(Extracts from a graphics dataset)
[Begin]

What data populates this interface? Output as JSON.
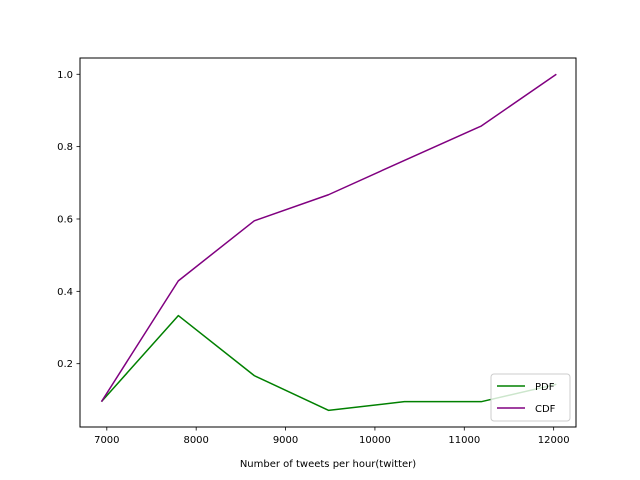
{
  "chart_data": {
    "type": "line",
    "xlabel": "Number of tweets per hour(twitter)",
    "ylabel": "",
    "xlim": [
      6700,
      12250
    ],
    "ylim": [
      0.025,
      1.045
    ],
    "xticks": [
      7000,
      8000,
      9000,
      10000,
      11000,
      12000
    ],
    "xtick_labels": [
      "7000",
      "8000",
      "9000",
      "10000",
      "11000",
      "12000"
    ],
    "yticks": [
      0.2,
      0.4,
      0.6,
      0.8,
      1.0
    ],
    "ytick_labels": [
      "0.2",
      "0.4",
      "0.6",
      "0.8",
      "1.0"
    ],
    "grid": false,
    "legend_position": "lower-right",
    "series": [
      {
        "name": "PDF",
        "color": "#008000",
        "x": [
          6940,
          7800,
          8650,
          9480,
          10330,
          11190,
          12030
        ],
        "y": [
          0.095,
          0.333,
          0.167,
          0.071,
          0.095,
          0.095,
          0.143
        ]
      },
      {
        "name": "CDF",
        "color": "#800080",
        "x": [
          6940,
          7800,
          8650,
          9480,
          10330,
          11190,
          12030
        ],
        "y": [
          0.095,
          0.429,
          0.595,
          0.667,
          0.762,
          0.857,
          1.0
        ]
      }
    ]
  }
}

[End]

The entries above should be reproduced exactly, without their pictures.

• [THE SOLUTION]
What data populates this interface? Output as JSON.
{
  "chart_data": {
    "type": "line",
    "xlabel": "Number of tweets per hour(twitter)",
    "ylabel": "",
    "xlim": [
      6700,
      12250
    ],
    "ylim": [
      0.025,
      1.045
    ],
    "xticks": [
      7000,
      8000,
      9000,
      10000,
      11000,
      12000
    ],
    "xtick_labels": [
      "7000",
      "8000",
      "9000",
      "10000",
      "11000",
      "12000"
    ],
    "yticks": [
      0.2,
      0.4,
      0.6,
      0.8,
      1.0
    ],
    "ytick_labels": [
      "0.2",
      "0.4",
      "0.6",
      "0.8",
      "1.0"
    ],
    "grid": false,
    "legend_position": "lower-right",
    "series": [
      {
        "name": "PDF",
        "color": "#008000",
        "x": [
          6940,
          7800,
          8650,
          9480,
          10330,
          11190,
          12030
        ],
        "y": [
          0.095,
          0.333,
          0.167,
          0.071,
          0.095,
          0.095,
          0.143
        ]
      },
      {
        "name": "CDF",
        "color": "#800080",
        "x": [
          6940,
          7800,
          8650,
          9480,
          10330,
          11190,
          12030
        ],
        "y": [
          0.095,
          0.429,
          0.595,
          0.667,
          0.762,
          0.857,
          1.0
        ]
      }
    ]
  }
}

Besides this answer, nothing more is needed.